### DATASET ROWS ###

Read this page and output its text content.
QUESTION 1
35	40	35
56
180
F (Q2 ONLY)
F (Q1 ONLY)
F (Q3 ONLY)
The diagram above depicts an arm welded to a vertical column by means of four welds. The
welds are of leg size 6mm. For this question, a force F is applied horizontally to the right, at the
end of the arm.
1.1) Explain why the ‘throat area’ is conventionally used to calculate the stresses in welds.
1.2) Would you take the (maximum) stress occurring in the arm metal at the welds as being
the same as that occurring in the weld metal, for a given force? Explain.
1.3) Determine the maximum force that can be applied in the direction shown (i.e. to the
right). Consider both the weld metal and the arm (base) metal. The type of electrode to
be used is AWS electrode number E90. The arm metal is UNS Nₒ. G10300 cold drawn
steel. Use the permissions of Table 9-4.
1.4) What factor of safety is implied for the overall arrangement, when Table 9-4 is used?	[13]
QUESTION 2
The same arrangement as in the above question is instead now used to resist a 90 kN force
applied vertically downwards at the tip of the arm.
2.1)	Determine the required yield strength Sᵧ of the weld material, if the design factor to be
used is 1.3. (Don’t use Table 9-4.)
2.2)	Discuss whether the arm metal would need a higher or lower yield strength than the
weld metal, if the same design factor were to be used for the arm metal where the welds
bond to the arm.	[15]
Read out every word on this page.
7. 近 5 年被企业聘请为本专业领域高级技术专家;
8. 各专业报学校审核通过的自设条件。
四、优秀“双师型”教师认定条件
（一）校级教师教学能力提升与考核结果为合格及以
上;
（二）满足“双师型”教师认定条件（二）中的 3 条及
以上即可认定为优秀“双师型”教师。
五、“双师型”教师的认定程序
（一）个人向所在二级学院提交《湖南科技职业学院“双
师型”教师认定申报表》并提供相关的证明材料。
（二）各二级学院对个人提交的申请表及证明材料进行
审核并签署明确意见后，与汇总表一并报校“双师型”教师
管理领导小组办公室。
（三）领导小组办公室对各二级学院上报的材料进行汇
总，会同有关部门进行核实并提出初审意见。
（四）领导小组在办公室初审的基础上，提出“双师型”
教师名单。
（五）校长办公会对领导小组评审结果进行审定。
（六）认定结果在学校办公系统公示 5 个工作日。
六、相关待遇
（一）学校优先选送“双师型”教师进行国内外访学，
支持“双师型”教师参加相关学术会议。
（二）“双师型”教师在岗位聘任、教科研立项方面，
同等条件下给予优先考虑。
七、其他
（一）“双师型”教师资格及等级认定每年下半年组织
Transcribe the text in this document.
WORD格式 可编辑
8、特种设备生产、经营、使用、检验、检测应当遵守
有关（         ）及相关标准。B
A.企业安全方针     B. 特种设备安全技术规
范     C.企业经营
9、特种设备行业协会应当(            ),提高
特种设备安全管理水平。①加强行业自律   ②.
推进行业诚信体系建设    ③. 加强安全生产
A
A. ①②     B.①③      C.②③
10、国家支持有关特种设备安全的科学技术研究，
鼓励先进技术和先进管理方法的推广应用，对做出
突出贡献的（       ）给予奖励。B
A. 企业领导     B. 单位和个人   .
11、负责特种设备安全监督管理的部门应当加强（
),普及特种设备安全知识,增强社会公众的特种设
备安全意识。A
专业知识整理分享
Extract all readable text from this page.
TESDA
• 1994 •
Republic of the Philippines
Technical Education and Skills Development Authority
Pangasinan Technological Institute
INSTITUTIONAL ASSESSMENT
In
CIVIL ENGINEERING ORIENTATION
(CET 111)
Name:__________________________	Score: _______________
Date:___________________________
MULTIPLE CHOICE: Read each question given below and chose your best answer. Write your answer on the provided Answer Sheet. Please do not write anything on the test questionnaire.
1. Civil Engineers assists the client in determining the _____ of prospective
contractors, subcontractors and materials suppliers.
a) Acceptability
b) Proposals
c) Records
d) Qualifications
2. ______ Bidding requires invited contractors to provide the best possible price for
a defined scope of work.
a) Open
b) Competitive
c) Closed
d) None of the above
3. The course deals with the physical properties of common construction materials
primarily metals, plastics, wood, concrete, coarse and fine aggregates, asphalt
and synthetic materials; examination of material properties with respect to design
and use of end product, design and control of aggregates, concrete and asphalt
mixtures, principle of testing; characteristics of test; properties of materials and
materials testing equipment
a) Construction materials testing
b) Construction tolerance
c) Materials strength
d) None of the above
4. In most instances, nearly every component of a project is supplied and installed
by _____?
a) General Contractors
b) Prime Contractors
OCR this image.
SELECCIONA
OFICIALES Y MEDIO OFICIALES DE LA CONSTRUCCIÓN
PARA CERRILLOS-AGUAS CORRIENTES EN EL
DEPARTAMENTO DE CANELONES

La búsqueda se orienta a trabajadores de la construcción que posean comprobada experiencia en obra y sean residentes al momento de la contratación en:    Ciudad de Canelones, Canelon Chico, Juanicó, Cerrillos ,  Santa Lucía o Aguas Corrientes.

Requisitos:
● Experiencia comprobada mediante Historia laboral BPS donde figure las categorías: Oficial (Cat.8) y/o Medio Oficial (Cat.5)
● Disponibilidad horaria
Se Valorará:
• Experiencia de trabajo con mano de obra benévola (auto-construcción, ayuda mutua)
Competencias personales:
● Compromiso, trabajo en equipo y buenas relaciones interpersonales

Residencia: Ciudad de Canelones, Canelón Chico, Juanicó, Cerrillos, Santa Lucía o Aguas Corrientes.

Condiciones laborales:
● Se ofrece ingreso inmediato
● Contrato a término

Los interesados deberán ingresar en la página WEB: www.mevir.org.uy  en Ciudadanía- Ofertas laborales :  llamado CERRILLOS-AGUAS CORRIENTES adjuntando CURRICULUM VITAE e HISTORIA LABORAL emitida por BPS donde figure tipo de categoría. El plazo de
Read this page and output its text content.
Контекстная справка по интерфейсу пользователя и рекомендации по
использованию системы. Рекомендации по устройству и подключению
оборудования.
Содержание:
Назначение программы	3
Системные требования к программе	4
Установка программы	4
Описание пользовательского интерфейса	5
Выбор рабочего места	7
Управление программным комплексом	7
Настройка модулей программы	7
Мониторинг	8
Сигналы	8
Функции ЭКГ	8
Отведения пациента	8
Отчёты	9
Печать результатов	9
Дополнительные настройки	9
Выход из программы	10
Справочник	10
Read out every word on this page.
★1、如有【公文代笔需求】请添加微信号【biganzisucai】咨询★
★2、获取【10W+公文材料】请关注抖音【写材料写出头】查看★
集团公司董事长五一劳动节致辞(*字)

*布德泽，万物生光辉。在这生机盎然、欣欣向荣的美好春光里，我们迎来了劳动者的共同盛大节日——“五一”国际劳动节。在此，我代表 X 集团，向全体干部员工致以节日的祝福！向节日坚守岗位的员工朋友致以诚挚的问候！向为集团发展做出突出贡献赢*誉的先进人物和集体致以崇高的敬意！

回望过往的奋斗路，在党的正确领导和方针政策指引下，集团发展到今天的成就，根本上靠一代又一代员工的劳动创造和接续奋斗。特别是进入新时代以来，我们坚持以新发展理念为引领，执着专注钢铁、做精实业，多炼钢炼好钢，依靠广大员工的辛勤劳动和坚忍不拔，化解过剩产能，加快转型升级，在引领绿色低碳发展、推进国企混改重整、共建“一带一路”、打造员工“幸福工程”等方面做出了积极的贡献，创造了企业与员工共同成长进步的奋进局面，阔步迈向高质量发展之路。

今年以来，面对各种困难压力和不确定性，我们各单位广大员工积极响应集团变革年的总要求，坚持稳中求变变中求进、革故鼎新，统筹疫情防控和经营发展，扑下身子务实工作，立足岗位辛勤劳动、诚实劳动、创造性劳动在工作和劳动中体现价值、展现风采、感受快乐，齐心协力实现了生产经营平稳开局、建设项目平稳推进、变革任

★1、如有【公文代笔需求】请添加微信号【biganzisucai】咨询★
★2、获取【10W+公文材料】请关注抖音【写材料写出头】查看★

###

#### EXERCISE DIRECTIONS:
Make an exact copy of the records.

#### REPLY:
Read this page and output its text content.
QUESTION 1
35	40	35
56
180
F (Q2 ONLY)
F (Q1 ONLY)
F (Q3 ONLY)
The diagram above depicts an arm welded to a vertical column by means of four welds. The
welds are of leg size 6mm. For this question, a force F is applied horizontally to the right, at the
end of the arm.
1.1) Explain why the ‘throat area’ is conventionally used to calculate the stresses in welds.
1.2) Would you take the (maximum) stress occurring in the arm metal at the welds as being
the same as that occurring in the weld metal, for a given force? Explain.
1.3) Determine the maximum force that can be applied in the direction shown (i.e. to the
right). Consider both the weld metal and the arm (base) metal. The type of electrode to
be used is AWS electrode number E90. The arm metal is UNS Nₒ. G10300 cold drawn
steel. Use the permissions of Table 9-4.
1.4) What factor of safety is implied for the overall arrangement, when Table 9-4 is used?	[13]
QUESTION 2
The same arrangement as in the above question is instead now used to resist a 90 kN force
applied vertically downwards at the tip of the arm.
2.1)	Determine the required yield strength Sᵧ of the weld material, if the design factor to be
used is 1.3. (Don’t use Table 9-4.)
2.2)	Discuss whether the arm metal would need a higher or lower yield strength than the
weld metal, if the same design factor were to be used for the arm metal where the welds
bond to the arm.	[15]
Read out every word on this page.
7. 近 5 年被企业聘请为本专业领域高级技术专家;
8. 各专业报学校审核通过的自设条件。
四、优秀“双师型”教师认定条件
（一）校级教师教学能力提升与考核结果为合格及以
上;
（二）满足“双师型”教师认定条件（二）中的 3 条及
以上即可认定为优秀“双师型”教师。
五、“双师型”教师的认定程序
（一）个人向所在二级学院提交《湖南科技职业学院“双
师型”教师认定申报表》并提供相关的证明材料。
（二）各二级学院对个人提交的申请表及证明材料进行
审核并签署明确意见后，与汇总表一并报校“双师型”教师
管理领导小组办公室。
（三）领导小组办公室对各二级学院上报的材料进行汇
总，会同有关部门进行核实并提出初审意见。
（四）领导小组在办公室初审的基础上，提出“双师型”
教师名单。
（五）校长办公会对领导小组评审结果进行审定。
（六）认定结果在学校办公系统公示 5 个工作日。
六、相关待遇
（一）学校优先选送“双师型”教师进行国内外访学，
支持“双师型”教师参加相关学术会议。
（二）“双师型”教师在岗位聘任、教科研立项方面，
同等条件下给予优先考虑。
七、其他
（一）“双师型”教师资格及等级认定每年下半年组织
Transcribe the text in this document.
WORD格式 可编辑
8、特种设备生产、经营、使用、检验、检测应当遵守
有关（         ）及相关标准。B
A.企业安全方针     B. 特种设备安全技术规
范     C.企业经营
9、特种设备行业协会应当(            ),提高
特种设备安全管理水平。①加强行业自律   ②.
推进行业诚信体系建设    ③. 加强安全生产
A
A. ①②     B.①③      C.②③
10、国家支持有关特种设备安全的科学技术研究，
鼓励先进技术和先进管理方法的推广应用，对做出
突出贡献的（       ）给予奖励。B
A. 企业领导     B. 单位和个人   .
11、负责特种设备安全监督管理的部门应当加强（
),普及特种设备安全知识,增强社会公众的特种设
备安全意识。A
专业知识整理分享
Extract all readable text from this page.
TESDA
• 1994 •
Republic of the Philippines
Technical Education and Skills Development Authority
Pangasinan Technological Institute
INSTITUTIONAL ASSESSMENT
In
CIVIL ENGINEERING ORIENTATION
(CET 111)
Name:__________________________	Score: _______________
Date:___________________________
MULTIPLE CHOICE: Read each question given below and chose your best answer. Write your answer on the provided Answer Sheet. Please do not write anything on the test questionnaire.
1. Civil Engineers assists the client in determining the _____ of prospective
contractors, subcontractors and materials suppliers.
a) Acceptability
b) Proposals
c) Records
d) Qualifications
2. ______ Bidding requires invited contractors to provide the best possible price for
a defined scope of work.
a) Open
b) Competitive
c) Closed
d) None of the above
3. The course deals with the physical properties of common construction materials
primarily metals, plastics, wood, concrete, coarse and fine aggregates, asphalt
and synthetic materials; examination of material properties with respect to design
and use of end product, design and control of aggregates, concrete and asphalt
mixtures, principle of testing; characteristics of test; properties of materials and
materials testing equipment
a) Construction materials testing
b) Construction tolerance
c) Materials strength
d) None of the above
4. In most instances, nearly every component of a project is supplied and installed
by _____?
a) General Contractors
b) Prime Contractors
OCR this image.
SELECCIONA
OFICIALES Y MEDIO OFICIALES DE LA CONSTRUCCIÓN
PARA CERRILLOS-AGUAS CORRIENTES EN EL
DEPARTAMENTO DE CANELONES

La búsqueda se orienta a trabajadores de la construcción que posean comprobada experiencia en obra y sean residentes al momento de la contratación en:    Ciudad de Canelones, Canelon Chico, Juanicó, Cerrillos ,  Santa Lucía o Aguas Corrientes.

Requisitos:
● Experiencia comprobada mediante Historia laboral BPS donde figure las categorías: Oficial (Cat.8) y/o Medio Oficial (Cat.5)
● Disponibilidad horaria
Se Valorará:
• Experiencia de trabajo con mano de obra benévola (auto-construcción, ayuda mutua)
Competencias personales:
● Compromiso, trabajo en equipo y buenas relaciones interpersonales

Residencia: Ciudad de Canelones, Canelón Chico, Juanicó, Cerrillos, Santa Lucía o Aguas Corrientes.

Condiciones laborales:
● Se ofrece ingreso inmediato
● Contrato a término

Los interesados deberán ingresar en la página WEB: www.mevir.org.uy  en Ciudadanía- Ofertas laborales :  llamado CERRILLOS-AGUAS CORRIENTES adjuntando CURRICULUM VITAE e HISTORIA LABORAL emitida por BPS donde figure tipo de categoría. El plazo de
Read this page and output its text content.
Контекстная справка по интерфейсу пользователя и рекомендации по
использованию системы. Рекомендации по устройству и подключению
оборудования.
Содержание:
Назначение программы	3
Системные требования к программе	4
Установка программы	4
Описание пользовательского интерфейса	5
Выбор рабочего места	7
Управление программным комплексом	7
Настройка модулей программы	7
Мониторинг	8
Сигналы	8
Функции ЭКГ	8
Отведения пациента	8
Отчёты	9
Печать результатов	9
Дополнительные настройки	9
Выход из программы	10
Справочник	10
Read out every word on this page.
★1、如有【公文代笔需求】请添加微信号【biganzisucai】咨询★
★2、获取【10W+公文材料】请关注抖音【写材料写出头】查看★
集团公司董事长五一劳动节致辞(*字)

*布德泽，万物生光辉。在这生机盎然、欣欣向荣的美好春光里，我们迎来了劳动者的共同盛大节日——“五一”国际劳动节。在此，我代表 X 集团，向全体干部员工致以节日的祝福！向节日坚守岗位的员工朋友致以诚挚的问候！向为集团发展做出突出贡献赢*誉的先进人物和集体致以崇高的敬意！

回望过往的奋斗路，在党的正确领导和方针政策指引下，集团发展到今天的成就，根本上靠一代又一代员工的劳动创造和接续奋斗。特别是进入新时代以来，我们坚持以新发展理念为引领，执着专注钢铁、做精实业，多炼钢炼好钢，依靠广大员工的辛勤劳动和坚忍不拔，化解过剩产能，加快转型升级，在引领绿色低碳发展、推进国企混改重整、共建“一带一路”、打造员工“幸福工程”等方面做出了积极的贡献，创造了企业与员工共同成长进步的奋进局面，阔步迈向高质量发展之路。

今年以来，面对各种困难压力和不确定性，我们各单位广大员工积极响应集团变革年的总要求，坚持稳中求变变中求进、革故鼎新，统筹疫情防控和经营发展，扑下身子务实工作，立足岗位辛勤劳动、诚实劳动、创造性劳动在工作和劳动中体现价值、展现风采、感受快乐，齐心协力实现了生产经营平稳开局、建设项目平稳推进、变革任

★1、如有【公文代笔需求】请添加微信号【biganzisucai】咨询★
★2、获取【10W+公文材料】请关注抖音【写材料写出头】查看★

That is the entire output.